** START OF INPUT MATERIAL **

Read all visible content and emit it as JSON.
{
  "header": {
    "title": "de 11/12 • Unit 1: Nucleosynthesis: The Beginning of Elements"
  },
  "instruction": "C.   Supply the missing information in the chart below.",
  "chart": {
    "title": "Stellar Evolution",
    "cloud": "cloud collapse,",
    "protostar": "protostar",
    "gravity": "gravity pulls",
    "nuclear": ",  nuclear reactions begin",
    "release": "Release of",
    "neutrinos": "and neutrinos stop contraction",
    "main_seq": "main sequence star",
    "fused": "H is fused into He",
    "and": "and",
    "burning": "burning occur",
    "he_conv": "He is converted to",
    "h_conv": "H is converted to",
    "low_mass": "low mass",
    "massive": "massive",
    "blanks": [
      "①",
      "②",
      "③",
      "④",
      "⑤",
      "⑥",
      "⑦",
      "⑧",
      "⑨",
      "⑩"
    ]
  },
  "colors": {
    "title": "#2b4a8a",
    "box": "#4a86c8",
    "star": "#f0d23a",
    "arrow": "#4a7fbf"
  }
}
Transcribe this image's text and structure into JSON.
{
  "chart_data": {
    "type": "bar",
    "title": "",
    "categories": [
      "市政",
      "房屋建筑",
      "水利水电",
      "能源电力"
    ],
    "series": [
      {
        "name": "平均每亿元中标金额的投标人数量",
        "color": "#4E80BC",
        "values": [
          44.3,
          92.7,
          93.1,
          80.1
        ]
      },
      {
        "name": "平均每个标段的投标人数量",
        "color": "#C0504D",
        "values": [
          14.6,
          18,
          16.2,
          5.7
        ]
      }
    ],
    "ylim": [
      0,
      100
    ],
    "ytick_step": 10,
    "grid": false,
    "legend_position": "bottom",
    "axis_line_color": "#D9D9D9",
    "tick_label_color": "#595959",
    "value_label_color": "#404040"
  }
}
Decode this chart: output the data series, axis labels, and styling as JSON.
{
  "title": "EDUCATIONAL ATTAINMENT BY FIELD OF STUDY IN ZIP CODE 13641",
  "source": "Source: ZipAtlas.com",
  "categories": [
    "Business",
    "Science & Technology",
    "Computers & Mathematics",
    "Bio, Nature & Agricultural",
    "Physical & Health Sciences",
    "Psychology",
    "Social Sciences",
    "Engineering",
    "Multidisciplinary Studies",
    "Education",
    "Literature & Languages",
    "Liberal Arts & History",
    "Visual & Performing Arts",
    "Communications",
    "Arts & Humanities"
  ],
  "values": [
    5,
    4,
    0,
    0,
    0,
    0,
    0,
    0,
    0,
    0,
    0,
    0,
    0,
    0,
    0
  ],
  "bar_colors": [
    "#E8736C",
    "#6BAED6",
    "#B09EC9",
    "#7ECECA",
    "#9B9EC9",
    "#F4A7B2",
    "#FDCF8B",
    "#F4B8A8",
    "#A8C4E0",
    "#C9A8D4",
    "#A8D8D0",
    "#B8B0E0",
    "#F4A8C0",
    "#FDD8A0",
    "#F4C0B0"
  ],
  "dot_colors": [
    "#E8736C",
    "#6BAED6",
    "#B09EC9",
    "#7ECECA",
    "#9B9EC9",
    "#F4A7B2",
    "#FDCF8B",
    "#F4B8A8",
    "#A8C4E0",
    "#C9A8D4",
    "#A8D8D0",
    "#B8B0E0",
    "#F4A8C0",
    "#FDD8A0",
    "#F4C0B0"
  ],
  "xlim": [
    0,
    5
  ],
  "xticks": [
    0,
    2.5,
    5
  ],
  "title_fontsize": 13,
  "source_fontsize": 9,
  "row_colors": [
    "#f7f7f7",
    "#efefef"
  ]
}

** END OF INPUT MATERIAL **

_EXERCISE DIRECTIONS_
Go over the data above and copy every line that has the word "JSON" in it.

_FINISHED EXERCISE_
Read all visible content and emit it as JSON.
Transcribe this image's text and structure into JSON.
Decode this chart: output the data series, axis labels, and styling as JSON.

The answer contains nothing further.